(Data records)

--------------------------------------------------

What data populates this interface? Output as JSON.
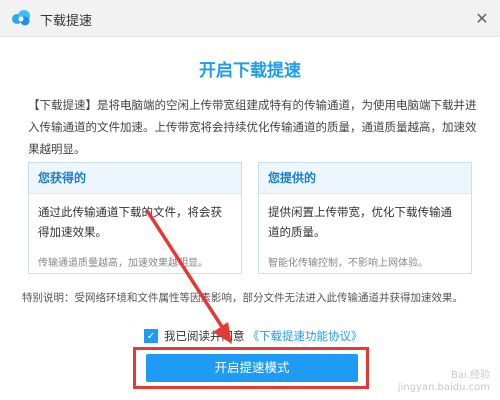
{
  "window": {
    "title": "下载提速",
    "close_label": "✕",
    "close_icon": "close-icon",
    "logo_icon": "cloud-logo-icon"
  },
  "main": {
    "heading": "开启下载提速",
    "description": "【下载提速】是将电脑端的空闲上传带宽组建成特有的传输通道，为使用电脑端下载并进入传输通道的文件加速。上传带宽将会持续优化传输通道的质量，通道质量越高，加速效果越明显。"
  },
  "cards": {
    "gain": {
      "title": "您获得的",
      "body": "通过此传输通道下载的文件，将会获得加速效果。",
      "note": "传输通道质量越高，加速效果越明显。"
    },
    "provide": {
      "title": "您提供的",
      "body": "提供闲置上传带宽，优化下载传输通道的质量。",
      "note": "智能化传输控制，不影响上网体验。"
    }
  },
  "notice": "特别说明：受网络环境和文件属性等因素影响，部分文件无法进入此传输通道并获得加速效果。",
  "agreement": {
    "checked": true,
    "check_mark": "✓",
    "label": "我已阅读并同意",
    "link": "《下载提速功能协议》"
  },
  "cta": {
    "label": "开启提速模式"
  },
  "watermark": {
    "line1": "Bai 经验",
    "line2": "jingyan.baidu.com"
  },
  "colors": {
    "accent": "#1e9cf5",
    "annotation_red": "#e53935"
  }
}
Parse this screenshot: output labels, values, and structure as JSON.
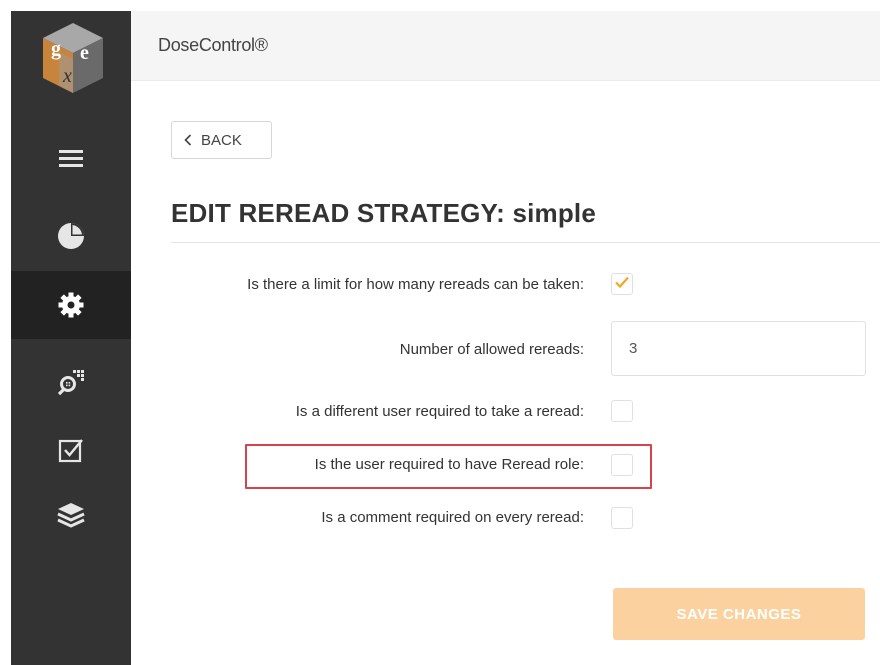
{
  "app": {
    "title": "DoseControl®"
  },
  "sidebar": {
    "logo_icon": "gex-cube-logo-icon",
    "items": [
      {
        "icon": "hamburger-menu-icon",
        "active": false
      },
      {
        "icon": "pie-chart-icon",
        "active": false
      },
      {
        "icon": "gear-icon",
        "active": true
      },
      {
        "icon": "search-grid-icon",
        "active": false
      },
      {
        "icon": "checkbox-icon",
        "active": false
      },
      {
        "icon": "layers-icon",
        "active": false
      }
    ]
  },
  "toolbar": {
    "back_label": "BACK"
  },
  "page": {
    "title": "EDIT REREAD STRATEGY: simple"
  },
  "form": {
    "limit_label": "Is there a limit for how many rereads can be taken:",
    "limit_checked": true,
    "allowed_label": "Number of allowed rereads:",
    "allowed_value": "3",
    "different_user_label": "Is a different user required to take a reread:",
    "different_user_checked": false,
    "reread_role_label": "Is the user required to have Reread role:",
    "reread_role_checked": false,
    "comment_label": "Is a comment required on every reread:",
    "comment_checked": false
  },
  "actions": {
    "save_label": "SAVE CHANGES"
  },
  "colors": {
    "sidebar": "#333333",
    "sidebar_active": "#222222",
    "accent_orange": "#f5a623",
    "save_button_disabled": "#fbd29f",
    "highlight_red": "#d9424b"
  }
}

--------------------------------------------------

Stated exercise: Select and copy every line from the records that includes the word "this".

Task output:
What data populates this interface? Output as JSON.
Parse this screenshot: output labels, values, and structure as JSON.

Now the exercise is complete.